#### [WRITTEN REQUEST]
Which lines hold the string "greater"? Copy every one of them.

#### [SUPPLIED RECORDS]
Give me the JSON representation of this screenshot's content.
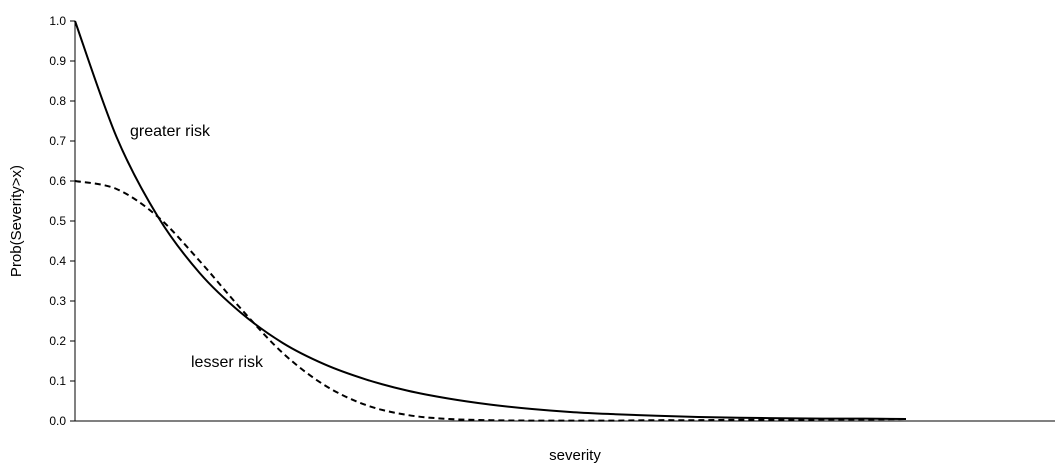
{
  "chart_data": {
    "type": "line",
    "title": "",
    "xlabel": "severity",
    "ylabel": "Prob(Severity>x)",
    "ylim": [
      0,
      1
    ],
    "yticks": [
      "0.0",
      "0.1",
      "0.2",
      "0.3",
      "0.4",
      "0.5",
      "0.6",
      "0.7",
      "0.8",
      "0.9",
      "1.0"
    ],
    "grid": false,
    "legend": "none",
    "x": [
      0,
      0.05,
      0.1,
      0.15,
      0.2,
      0.25,
      0.3,
      0.35,
      0.4,
      0.45,
      0.5,
      0.55,
      0.6,
      0.65,
      0.7,
      0.75,
      0.8,
      0.85,
      0.9,
      0.95,
      1.0
    ],
    "series": [
      {
        "name": "greater risk",
        "style": "solid",
        "values": [
          1.0,
          0.71,
          0.51,
          0.37,
          0.27,
          0.195,
          0.142,
          0.104,
          0.076,
          0.056,
          0.041,
          0.03,
          0.022,
          0.017,
          0.013,
          0.01,
          0.008,
          0.007,
          0.006,
          0.006,
          0.005
        ]
      },
      {
        "name": "lesser risk",
        "style": "dashed",
        "values": [
          0.6,
          0.58,
          0.51,
          0.4,
          0.28,
          0.17,
          0.09,
          0.04,
          0.015,
          0.005,
          0.002,
          0.001,
          0.001,
          0.001,
          0.002,
          0.002,
          0.003,
          0.003,
          0.004,
          0.004,
          0.005
        ]
      }
    ],
    "annotations": [
      {
        "text": "greater risk",
        "series": 0
      },
      {
        "text": "lesser risk",
        "series": 1
      }
    ],
    "colors": {
      "line": "#000000",
      "axis": "#000000"
    }
  }
}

#### [RESPONSE]
        "name": "greater risk",
        "text": "greater risk",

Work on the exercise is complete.